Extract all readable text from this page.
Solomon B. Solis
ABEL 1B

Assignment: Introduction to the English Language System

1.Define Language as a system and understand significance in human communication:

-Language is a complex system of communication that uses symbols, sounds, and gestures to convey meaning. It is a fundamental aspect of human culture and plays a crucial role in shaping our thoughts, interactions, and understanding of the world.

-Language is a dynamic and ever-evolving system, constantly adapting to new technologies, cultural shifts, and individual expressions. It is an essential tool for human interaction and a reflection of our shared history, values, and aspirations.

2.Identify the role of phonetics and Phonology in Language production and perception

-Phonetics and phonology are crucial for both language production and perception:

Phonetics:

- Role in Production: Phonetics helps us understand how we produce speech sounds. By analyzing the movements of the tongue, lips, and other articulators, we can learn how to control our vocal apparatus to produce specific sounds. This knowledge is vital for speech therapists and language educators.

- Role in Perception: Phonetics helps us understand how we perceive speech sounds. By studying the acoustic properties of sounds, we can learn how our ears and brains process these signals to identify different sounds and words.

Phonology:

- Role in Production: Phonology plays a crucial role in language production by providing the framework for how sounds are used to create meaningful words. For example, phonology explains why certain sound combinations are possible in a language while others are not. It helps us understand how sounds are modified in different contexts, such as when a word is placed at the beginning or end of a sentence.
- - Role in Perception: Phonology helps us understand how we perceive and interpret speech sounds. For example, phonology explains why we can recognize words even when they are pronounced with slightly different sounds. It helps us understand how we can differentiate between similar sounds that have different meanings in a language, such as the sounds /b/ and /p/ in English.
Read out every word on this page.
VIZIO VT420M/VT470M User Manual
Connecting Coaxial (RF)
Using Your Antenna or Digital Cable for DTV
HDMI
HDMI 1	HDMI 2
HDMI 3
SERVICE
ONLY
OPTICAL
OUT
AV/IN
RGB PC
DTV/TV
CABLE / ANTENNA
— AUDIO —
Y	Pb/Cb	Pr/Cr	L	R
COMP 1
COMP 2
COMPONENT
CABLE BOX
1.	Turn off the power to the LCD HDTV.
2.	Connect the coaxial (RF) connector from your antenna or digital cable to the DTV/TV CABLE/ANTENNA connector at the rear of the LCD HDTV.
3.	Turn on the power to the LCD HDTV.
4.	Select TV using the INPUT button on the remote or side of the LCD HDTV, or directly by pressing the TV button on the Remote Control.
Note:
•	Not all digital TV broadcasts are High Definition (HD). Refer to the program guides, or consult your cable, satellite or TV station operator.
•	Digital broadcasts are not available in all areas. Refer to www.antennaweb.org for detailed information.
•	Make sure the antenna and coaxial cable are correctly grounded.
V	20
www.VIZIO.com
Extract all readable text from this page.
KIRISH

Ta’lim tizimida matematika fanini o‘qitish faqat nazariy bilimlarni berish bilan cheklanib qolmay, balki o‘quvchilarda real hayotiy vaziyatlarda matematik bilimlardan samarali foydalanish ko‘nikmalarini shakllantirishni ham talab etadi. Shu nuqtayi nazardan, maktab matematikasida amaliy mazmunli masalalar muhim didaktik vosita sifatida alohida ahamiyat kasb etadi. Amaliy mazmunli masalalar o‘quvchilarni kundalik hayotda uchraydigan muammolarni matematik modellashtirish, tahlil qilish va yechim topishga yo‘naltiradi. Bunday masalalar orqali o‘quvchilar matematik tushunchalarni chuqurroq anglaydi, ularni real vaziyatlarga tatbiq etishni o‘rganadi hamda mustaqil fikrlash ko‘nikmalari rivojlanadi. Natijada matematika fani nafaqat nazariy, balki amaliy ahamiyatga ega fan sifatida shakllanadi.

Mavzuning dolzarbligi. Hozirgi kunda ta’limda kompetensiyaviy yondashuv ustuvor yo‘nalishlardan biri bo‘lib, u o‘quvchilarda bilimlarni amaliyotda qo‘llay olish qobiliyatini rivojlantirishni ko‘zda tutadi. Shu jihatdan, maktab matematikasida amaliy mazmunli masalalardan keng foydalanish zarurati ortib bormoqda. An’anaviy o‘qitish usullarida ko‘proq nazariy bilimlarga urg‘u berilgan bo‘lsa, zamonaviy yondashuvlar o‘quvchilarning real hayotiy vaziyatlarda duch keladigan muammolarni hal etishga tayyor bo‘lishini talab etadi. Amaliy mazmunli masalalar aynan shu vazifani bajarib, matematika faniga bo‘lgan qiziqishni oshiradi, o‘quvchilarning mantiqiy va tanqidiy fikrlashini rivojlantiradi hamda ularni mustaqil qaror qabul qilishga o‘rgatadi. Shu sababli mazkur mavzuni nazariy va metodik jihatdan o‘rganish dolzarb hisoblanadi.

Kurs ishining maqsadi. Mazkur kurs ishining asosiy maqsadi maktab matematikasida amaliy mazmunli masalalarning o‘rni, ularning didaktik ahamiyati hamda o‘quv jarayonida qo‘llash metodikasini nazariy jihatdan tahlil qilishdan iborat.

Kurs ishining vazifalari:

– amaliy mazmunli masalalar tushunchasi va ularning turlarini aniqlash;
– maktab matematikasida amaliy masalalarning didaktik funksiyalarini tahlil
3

• • • • • • •

**THE TASK**
Keep only the lines that hold the string "VIZIO", and copy them out.

**SOLUTION TO THIS EXERCISE**
VIZIO VT420M/VT470M User Manual
www.VIZIO.com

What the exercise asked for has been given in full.